### QUÉ HACER
Explica, con las razones que ofrece el texto sobre Jesús y los tres ladrones, por qué los llamados ladrones no eran solamente ladrones sino activistas políticos.
---------- TEXTO DADO ----------
En uno de los momentos más trágico de la vida de Jesús en esta tierra, se relacionó en sólo pocas horas con tres ladrones. Ladrón es quien se apropia de lo ajeno, pero en los días de Jesús, tenía también otra connotaciones que veremos más adelante.

Uno de ellos era el famoso Barrabás. Se podría decir que era un criminal tristemente célebre, una fama lograda a través de la delincuencia. Los ladrones no eran tales, o no solamente ladrones, eran activistas políticos.  La misma razón por la que Jesús estaba ahí, de acuerdo al criterio de los romanos; la inscripción puesta en la cruz sobre su cabeza lo demuestra, “Jesús de Nazaret Rey de los Judíos”. Se le acusaba de autoproclamarse rey.

Según los historiadores la crucifixión era un castigo que los romanos aplicaban únicamente a los rebeldes políticos, a los revolucionarios sociales, y a los subversivos.  Los antecedentes históricos atestiguan que, durante los años que Roma dominó la provincia de Judea, sólo fueron crucificados sediciosos o simpatizantes de ellos, jamás ningún ladrón. El robo, el hurto con violencia, no eran crímenes capitales para el derecho romano. Entonces, el paralelismo entre políticos y ladrones es mera coincidencia.
---------- EXTRACTO DE DATOS ----------
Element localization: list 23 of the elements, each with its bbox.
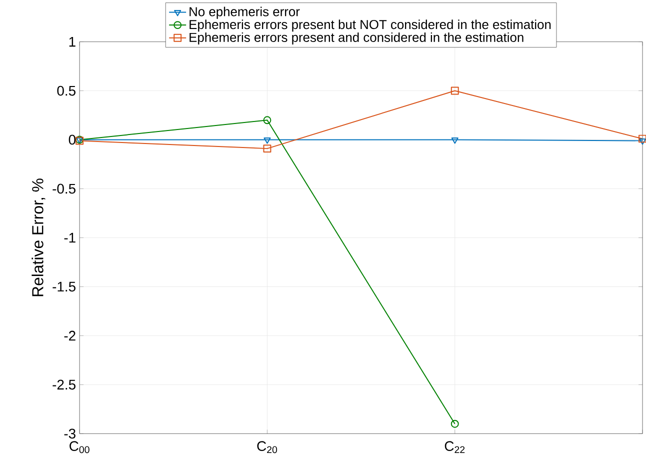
legend-label: No ephemeris error xyxy=(190,6,300,19)
legend-label: Ephemeris errors present and considered in the estimation xyxy=(190,32,524,44)
point xyxy=(451,137,458,144)
y-axis-title: Relative Error, % xyxy=(32,178,46,296)
x-tick-label: C$_{00}$ xyxy=(70,440,90,453)
point xyxy=(450,420,459,428)
y-tick-label: -2 xyxy=(64,330,76,340)
y-tick-label: -1 xyxy=(64,232,76,242)
point xyxy=(263,144,272,152)
y-tick-label: -1.5 xyxy=(52,282,76,292)
y-tick-label: -3 xyxy=(64,428,76,438)
x-tick-label: C$_{22}$ xyxy=(444,440,465,453)
y-tick-label: 0.5 xyxy=(57,86,76,96)
y-tick-label: -2.5 xyxy=(52,380,76,390)
y-tick-label: 0 xyxy=(68,134,76,144)
point xyxy=(450,86,459,95)
point xyxy=(639,138,646,144)
y-tick-label: -0.5 xyxy=(52,184,76,194)
y-tick-label: 1 xyxy=(69,36,76,46)
point xyxy=(263,116,272,124)
point xyxy=(264,137,271,144)
legend-label: Ephemeris errors present but NOT considered in the estimation xyxy=(190,19,551,32)
x-tick-label: C$_{20}$ xyxy=(257,440,278,453)
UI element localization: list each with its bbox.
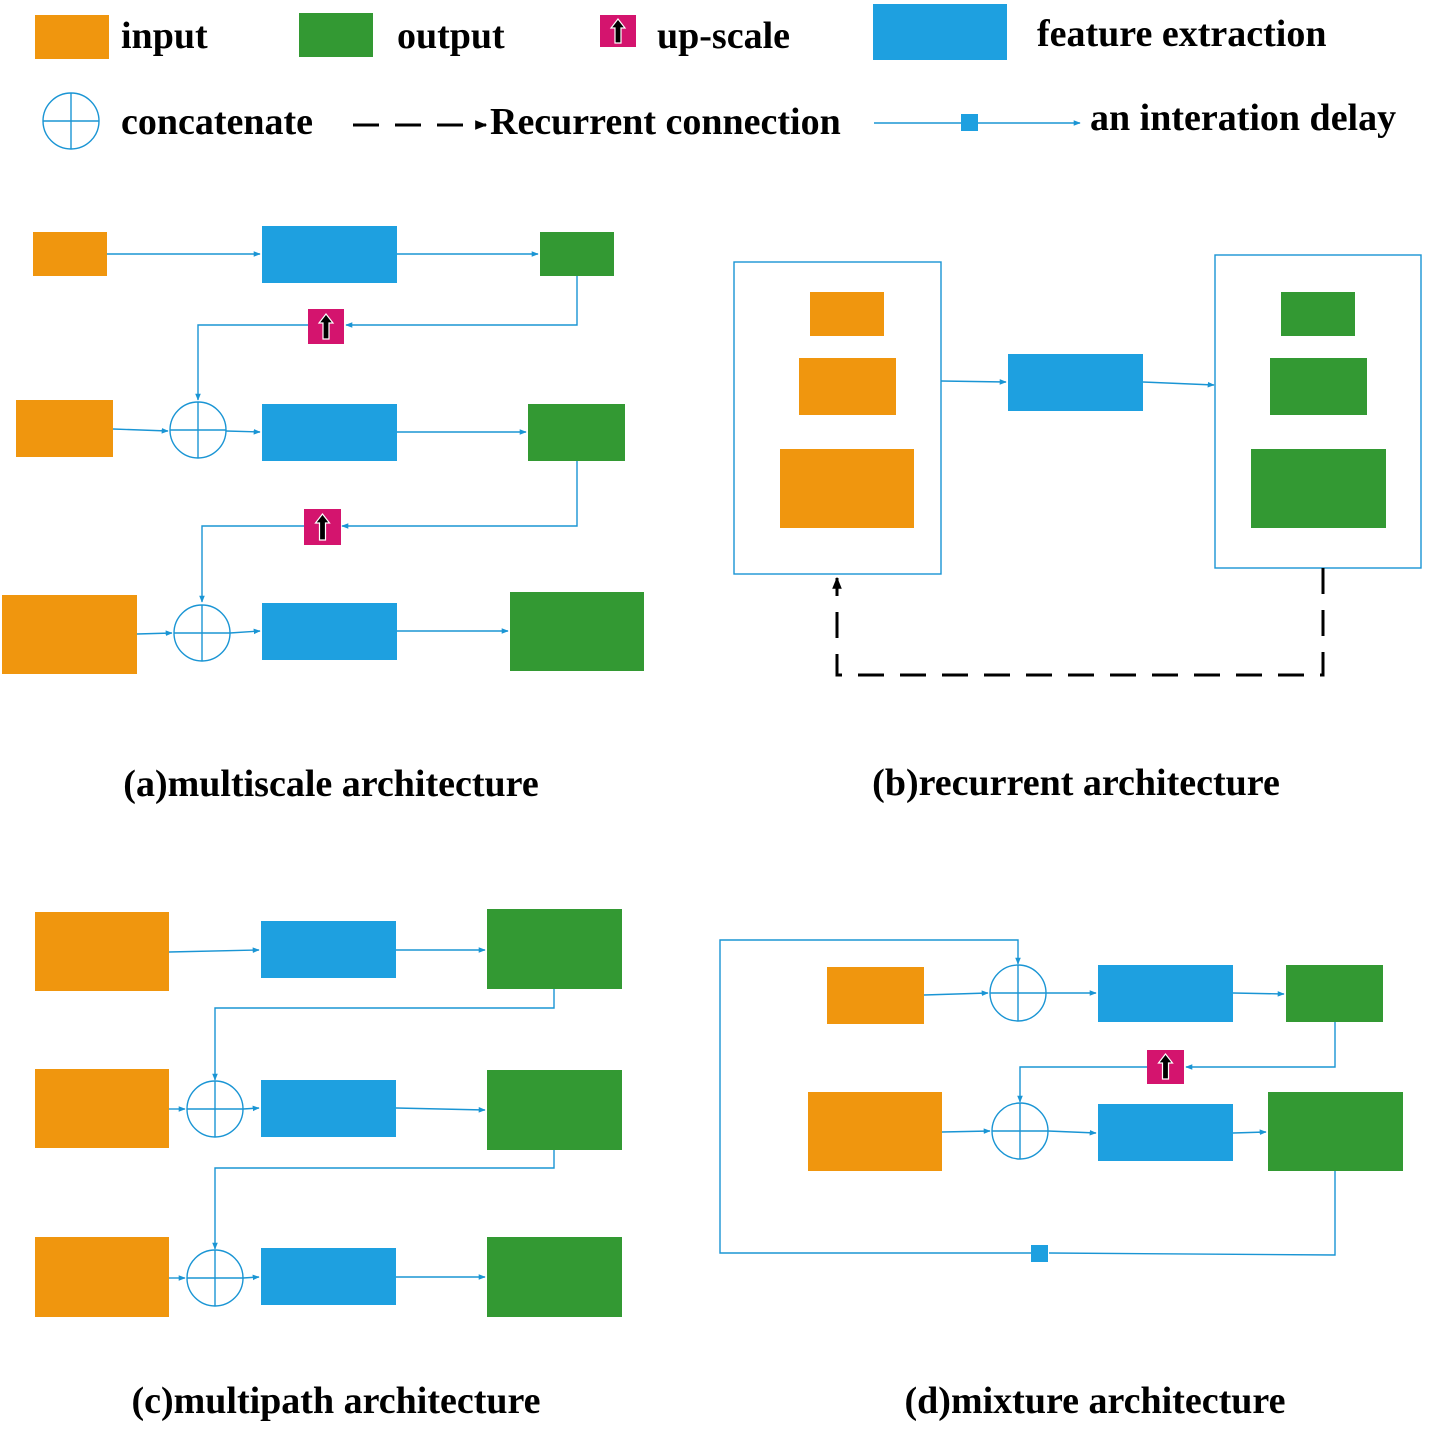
input-block — [810, 292, 884, 336]
output-block — [487, 1237, 622, 1317]
concat-icon — [169, 401, 227, 459]
legend-input-swatch — [35, 15, 109, 59]
caption-c: (c)multipath architecture — [131, 1380, 540, 1422]
upscale-icon — [308, 309, 344, 344]
upscale-icon — [1147, 1050, 1184, 1084]
output-block — [510, 592, 644, 671]
legend-feature-label: feature extraction — [1037, 13, 1326, 55]
recurrent-connection-arrow — [832, 568, 1325, 677]
panel-d-mixture: (d)mixture architecture — [719, 939, 1403, 1422]
legend-output-label: output — [397, 15, 505, 57]
output-block — [1286, 965, 1383, 1022]
upscale-icon — [304, 509, 341, 545]
feature-block — [1098, 1104, 1233, 1161]
output-block — [487, 909, 622, 989]
feature-block — [261, 1080, 396, 1137]
input-block — [799, 358, 896, 415]
legend-concat-icon — [42, 92, 100, 150]
input-block — [780, 449, 914, 528]
feature-block — [262, 404, 397, 461]
feature-block — [1008, 354, 1143, 411]
output-block — [1281, 292, 1355, 336]
output-block — [1251, 449, 1386, 528]
panel-c-multipath: (c)multipath architecture — [35, 909, 622, 1422]
input-group-frame — [733, 261, 942, 575]
output-group-frame — [1214, 254, 1422, 569]
legend-concat-label: concatenate — [121, 101, 313, 143]
legend-feature-swatch — [873, 4, 1007, 60]
concat-icon — [186, 1080, 244, 1138]
input-block — [33, 232, 107, 276]
caption-b: (b)recurrent architecture — [872, 762, 1280, 804]
delay-icon — [1031, 1245, 1048, 1262]
panel-a-multiscale: (a)multiscale architecture — [2, 226, 644, 805]
concat-icon — [991, 1102, 1049, 1160]
legend-output-swatch — [299, 13, 373, 57]
concat-icon — [173, 604, 231, 662]
panel-b-recurrent: (b)recurrent architecture — [733, 254, 1422, 804]
legend-upscale-label: up-scale — [657, 15, 790, 57]
output-block — [540, 232, 614, 276]
legend-input-label: input — [121, 15, 208, 57]
caption-d: (d)mixture architecture — [905, 1380, 1286, 1422]
output-block — [1270, 358, 1367, 415]
legend-delay-label: an interation delay — [1090, 97, 1396, 139]
output-block — [528, 404, 625, 461]
legend-recurrent-label: Recurrent connection — [490, 101, 841, 143]
input-block — [827, 967, 924, 1024]
feature-block — [261, 1248, 396, 1305]
feature-block — [262, 226, 397, 283]
input-block — [16, 400, 113, 457]
input-block — [35, 912, 169, 991]
feature-block — [1098, 965, 1233, 1022]
legend-delay-icon — [961, 114, 978, 131]
input-block — [35, 1237, 169, 1317]
input-block — [35, 1069, 169, 1148]
input-block — [808, 1092, 942, 1171]
concat-icon — [186, 1249, 244, 1307]
output-block — [1268, 1092, 1403, 1171]
output-block — [487, 1070, 622, 1150]
feature-block — [261, 921, 396, 978]
feature-block — [262, 603, 397, 660]
input-block — [2, 595, 137, 674]
concat-icon — [989, 964, 1047, 1022]
caption-a: (a)multiscale architecture — [123, 763, 538, 805]
legend-upscale-icon — [600, 15, 636, 47]
legend: input output up-scale feature extraction… — [35, 4, 1396, 150]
----------
### SOLUCIÓN
Según los historiadores, los romanos aplicaban la crucifixión únicamente a rebeldes políticos, revolucionarios sociales y subversivos. Durante los años en que Roma dominó Judea solo fueron crucificados sediciosos o simpatizantes suyos, jamás un ladrón, porque el robo y el hurto con violencia no eran crímenes capitales para el derecho romano.